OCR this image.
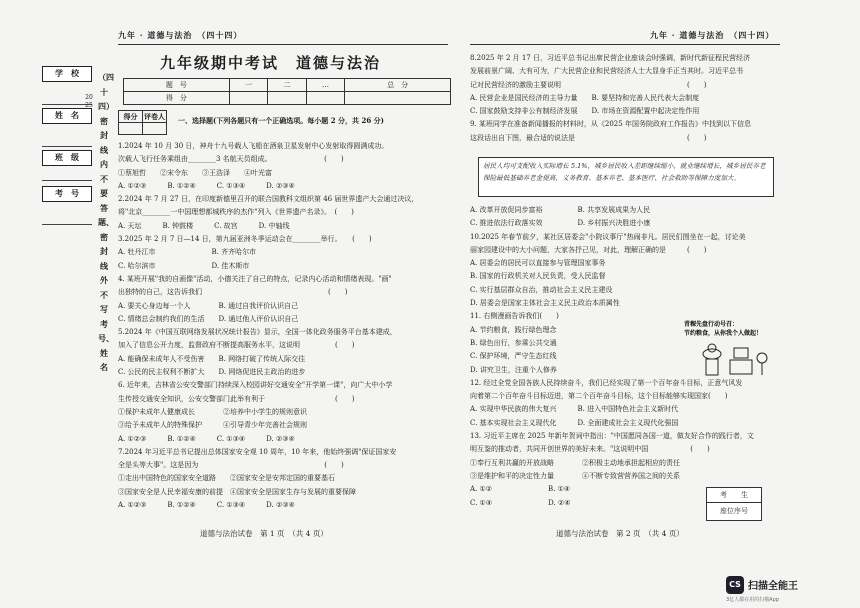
九年 · 道德与法治　（四十四）	九年 · 道德与法治　（四十四）
学　校
姓　名
班　级
考　号
2025
（四十四）密封线内不要答题、密封线外不写考号、姓名
九年级期中考试　道德与法治
题　号	一	二	…	总　分
得　分				
得分	评卷人
	一、选择题(下列各题只有一个正确选项。每小题 2 分，共 26 分)

1.2024 年 10 月 30 日，神舟十九号载人飞船在酒泉卫星发射中心发射取得圆满成功。

次载人飞行任务乘组由________3 名航天员组成。　　　　　　　　(　　)

①蔡旭哲　　②宋令东　　③王浩泽　　④叶光富

A. ①②③　　　B. ①②④　　　C. ①③④　　　D. ②③④

2.2024 年 7 月 27 日，在印度新德里召开的联合国教科文组织第 46 届世界遗产大会通过决议，

将"北京________一中国理想都城秩序的杰作"列入《世界遗产名录》。　(　　)

A. 天坛　　　B. 钟鼓楼　　　C. 故宫　　　D. 中轴线

3.2025 年 2 月 7 日—14 日，第九届亚洲冬季运动会在________举行。　　(　　)

A. 牡丹江市　　　　　　　　B. 齐齐哈尔市

C. 哈尔滨市　　　　　　　　D. 佳木斯市

4. 某班开展"我的自画像"活动，小德关注了自己的特点，记录内心活动和情绪表现。"画"

出独特的自己，这告诉我们　　　　　　　　　　　　　　　　　　(　　)

A. 要关心身边每一个人　　　　B. 通过自我评价认识自己

C. 情绪总会制约我们的生活　　D. 通过他人评价认识自己

5.2024 年《中国互联网络发展状况统计报告》显示，全国一体化政务服务平台基本建成，

加入了信息公开力度，监督政府不断提高服务水平，这说明　　　　　(　　)

A. 能确保未成年人不受伤害　　B. 网络打破了传统人际交往

C. 公民的民主权利不断扩大　　D. 网络促进民主政治的进步

6. 近年来，吉林省公安交警部门持续深入校园讲好交通安全"开学第一课"，向广大中小学

生传授交通安全知识，公安交警部门此举有利于　　　　　　　　　　(　　)

①保护未成年人健康成长　　　　②培养中小学生的规则意识

③给予未成年人的特殊保护　　　④引导青少年完善社会规则

A. ①②③　　　B. ①②④　　　C. ①③④　　　D. ②③④

7.2024 年习近平总书记提出总体国家安全观 10 周年，10 年来，他始终强调"保证国家安

全是头等大事"。这是因为　　　　　　　　　　　　　　　　　　(　　)

①走出中国特色的国家安全道路　　②国家安全是安邦定国的重要基石

③国家安全是人民幸福安康的前提　④国家安全是国家生存与发展的重要保障

A. ①②③　　　B. ①②④　　　C. ①③④　　　D. ②③④

8.2025 年 2 月 17 日，习近平总书记出席民营企业座谈会时强调，新时代新征程民营经济

发展前景广阔、大有可为，广大民营企业和民营经济人士大显身手正当其时。习近平总书

记对民营经济的激励主要说明　　　　　　　　　　　　　　　　　　(　　)

A. 民营企业是国民经济的主导力量　　B. 要坚持和完善人民代表大会制度

C. 国家鼓励支持非公有制经济发展　　D. 市场在资源配置中起决定性作用

9. 某班同学在准备新闻播报的材料时，从《2025 年国务院政府工作报告》中找到以下信息

这段话出自下图，最合适的说法是　　　　　　　　　　　　　　　　(　　)

居民人均可支配收入实际增长 5.1%，城乡居民收入差距继续缩小，就业继续增长，城乡居民养老保险最低基础养老金提高，义务教育、基本养老、基本医疗、社会救助等保障力度加大。

A. 改革开放促同步富裕　　　　　B. 共享发展成果为人民

C. 推进依法行政落实效　　　　　D. 乡村振兴决胜进小康

10.2025 年春节前夕，某社区居委会"小院议事厅"热闹非凡。居民们围坐在一起，讨论美

丽家园建设中的大小问题，大家各抒己见，对此，理解正确的是　　　(　　)

A. 居委会的居民可以直接参与管理国家事务

B. 国家的行政机关对人民负责，受人民监督

C. 实行基层群众自治，推动社会主义民主建设

D. 居委会是国家主体社会主义民主政治本质属性

11. 右侧漫画告诉我们(　　)

A. 节约粮食，践行绿色理念

B. 绿色出行，参乘公共交通

C. 保护环境，严守生态红线

D. 讲究卫生，注重个人修养

12. 经过全党全国各族人民持续奋斗，我们已经实现了第一个百年奋斗目标，正意气风发

向着第二个百年奋斗目标迈进，第二个百年奋斗目标，这个目标能够实现国家(　　)

A. 实现中华民族的伟大复兴　　　B. 进入中国特色社会主义新时代

C. 基本实现社会主义现代化　　　D. 全面建成社会主义现代化强国

13. 习近平主席在 2025 年新年贺词中指出："中国愿同各国一道，做友好合作的践行者，文

明互鉴的推动者，共同开创世界的美好未来。"这说明中国　　　　　　(　　)

①奉行互利共赢的开放战略　　　　②积极主动地承担起相应的责任

③是维护和平的决定性力量　　　　④不断专致营营养国之间的关系

A. ①②　　　　　　　　B. ①④

C. ①④　　　　　　　　D. ②④

青稞先盘行动号召：
节约粮食，从你我个人做起！
考　　生
座位序号
道德与法治试卷　第 1 页　（共 4 页）	道德与法治试卷　第 2 页　（共 4 页）
CS 扫描全能王
3亿人都在用的扫描App
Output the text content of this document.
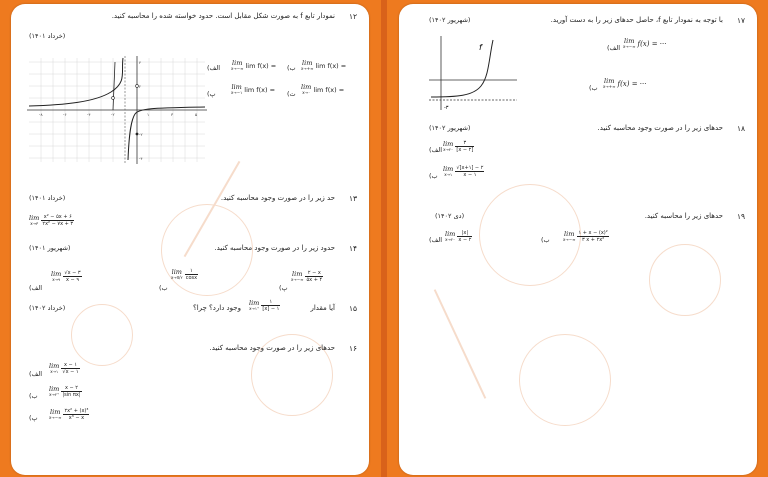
۱۲
نمودار تابع f به صورت شکل مقابل است. حدود خواسته شده را محاسبه کنید.
(خرداد ۱۴۰۱)
-۸	-۶	-۴	-۲	۱	۳	۵
۴
۲
-۲
-۴
lim
x→−∞ lim f(x) =
الف)
lim
x→+∞ lim f(x) =
ب)
lim
x→−۱ lim f(x) =
پ)
lim
x→۰ lim f(x) =
ت)
۱۳
حد زیر را در صورت وجود محاسبه کنید.
(خرداد ۱۴۰۱)
lim
x→۳
$\frac{\text{x² − ۵x + ۶}}{\text{۲x² − ۷x + ۳}}$
۱۴
حدود زیر را در صورت وجود محاسبه کنید.
(شهریور ۱۴۰۱)
الف)
lim
x→۹
$\frac{√x - ۳}{x - ۹}$
ب)
lim
x→π/۲
$\frac{۱}{\cos x}$
پ)
lim
x→−∞
$\frac{۲ - x}{۵x + ۴}$
۱۵
آیا مقدار
lim
x→۱⁺
$\frac{۱}{[x] - ۱}$
وجود دارد؟ چرا؟
(خرداد ۱۴۰۲)
۱۶
حدهای زیر را در صورت وجود محاسبه کنید.
الف)
lim
x→۱
$\frac{x - ۱}{√x - ۱}$
ب)
lim
x→۲⁺
$\frac{x - ۲}{\text{|sin πx|}}$
پ)
lim
x→−∞
$\frac{\text{۲x² + (x)³}}{\text{x³ − x}}$
۱۷
با توجه به نمودار تابع f، حاصل حدهای زیر را به دست آورید.
(شهریور ۱۴۰۲)
f
-۳
الف)
lim
x→−∞ f(x) = ···
ب)
lim
x→+∞ f(x) = ···
۱۸
حدهای زیر را در صورت وجود محاسبه کنید.
(شهریور ۱۴۰۲)
الف)
lim
x→۲⁻
$\frac{۳}{[x - ۲]}$
ب)
lim
x→۱
$\frac{√[x+۱] - ۲}{x - ۱}$
۱۹
حدهای زیر را محاسبه کنید.
(دی ۱۴۰۲)
الف)
lim
x→۲⁻
$\frac{|x|}{x - ۲}$	ب)
lim
x→−∞
$\frac{\text{۱ + x − (x)²}}{\text{۳ x + ۲x²}}$
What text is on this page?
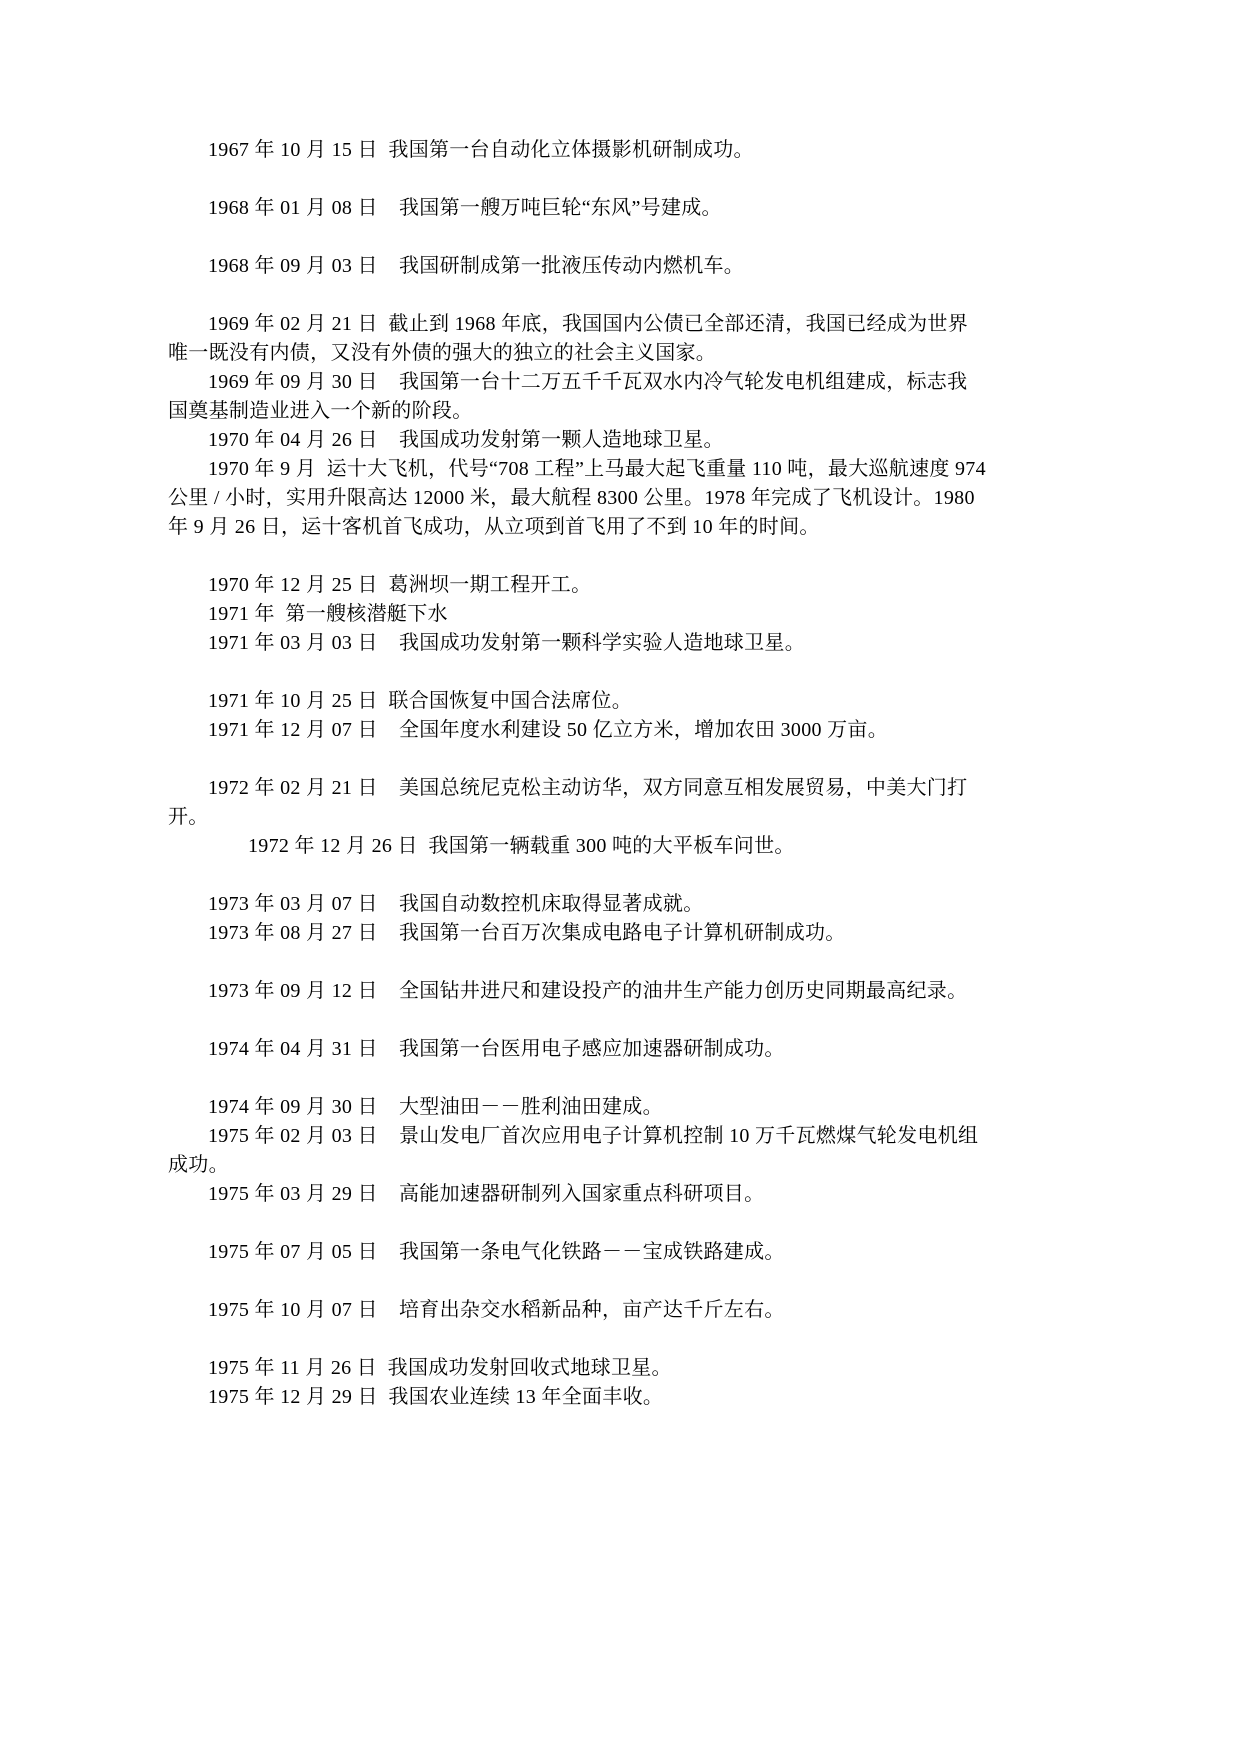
1967 年 10 月 15 日  我国第一台自动化立体摄影机研制成功。
1968 年 01 月 08 日    我国第一艘万吨巨轮“东风”号建成。
1968 年 09 月 03 日    我国研制成第一批液压传动内燃机车。
1969 年 02 月 21 日  截止到 1968 年底，我国国内公债已全部还清，我国已经成为世界
唯一既没有内债，又没有外债的强大的独立的社会主义国家。
1969 年 09 月 30 日    我国第一台十二万五千千瓦双水内冷气轮发电机组建成，标志我
国奠基制造业进入一个新的阶段。
1970 年 04 月 26 日    我国成功发射第一颗人造地球卫星。
1970 年 9 月  运十大飞机，代号“708 工程”上马最大起飞重量 110 吨，最大巡航速度 974
公里 / 小时，实用升限高达 12000 米，最大航程 8300 公里。1978 年完成了飞机设计。1980
年 9 月 26 日，运十客机首飞成功，从立项到首飞用了不到 10 年的时间。
1970 年 12 月 25 日  葛洲坝一期工程开工。
1971 年  第一艘核潜艇下水
1971 年 03 月 03 日    我国成功发射第一颗科学实验人造地球卫星。
1971 年 10 月 25 日  联合国恢复中国合法席位。
1971 年 12 月 07 日    全国年度水利建设 50 亿立方米，增加农田 3000 万亩。
1972 年 02 月 21 日    美国总统尼克松主动访华，双方同意互相发展贸易，中美大门打
开。
1972 年 12 月 26 日  我国第一辆载重 300 吨的大平板车问世。
1973 年 03 月 07 日    我国自动数控机床取得显著成就。
1973 年 08 月 27 日    我国第一台百万次集成电路电子计算机研制成功。
1973 年 09 月 12 日    全国钻井进尺和建设投产的油井生产能力创历史同期最高纪录。
1974 年 04 月 31 日    我国第一台医用电子感应加速器研制成功。
1974 年 09 月 30 日    大型油田－－胜利油田建成。
1975 年 02 月 03 日    景山发电厂首次应用电子计算机控制 10 万千瓦燃煤气轮发电机组
成功。
1975 年 03 月 29 日    高能加速器研制列入国家重点科研项目。
1975 年 07 月 05 日    我国第一条电气化铁路－－宝成铁路建成。
1975 年 10 月 07 日    培育出杂交水稻新品种，亩产达千斤左右。
1975 年 11 月 26 日  我国成功发射回收式地球卫星。
1975 年 12 月 29 日  我国农业连续 13 年全面丰收。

________________________

[Written request] Note every line above where the string "حدهای" shows up, and copy those lines.

[Complete output]
حدهای زیر را در صورت وجود محاسبه کنید.
با توجه به نمودار تابع f، حاصل حدهای زیر را به دست آورید.
حدهای زیر را در صورت وجود محاسبه کنید.
حدهای زیر را محاسبه کنید.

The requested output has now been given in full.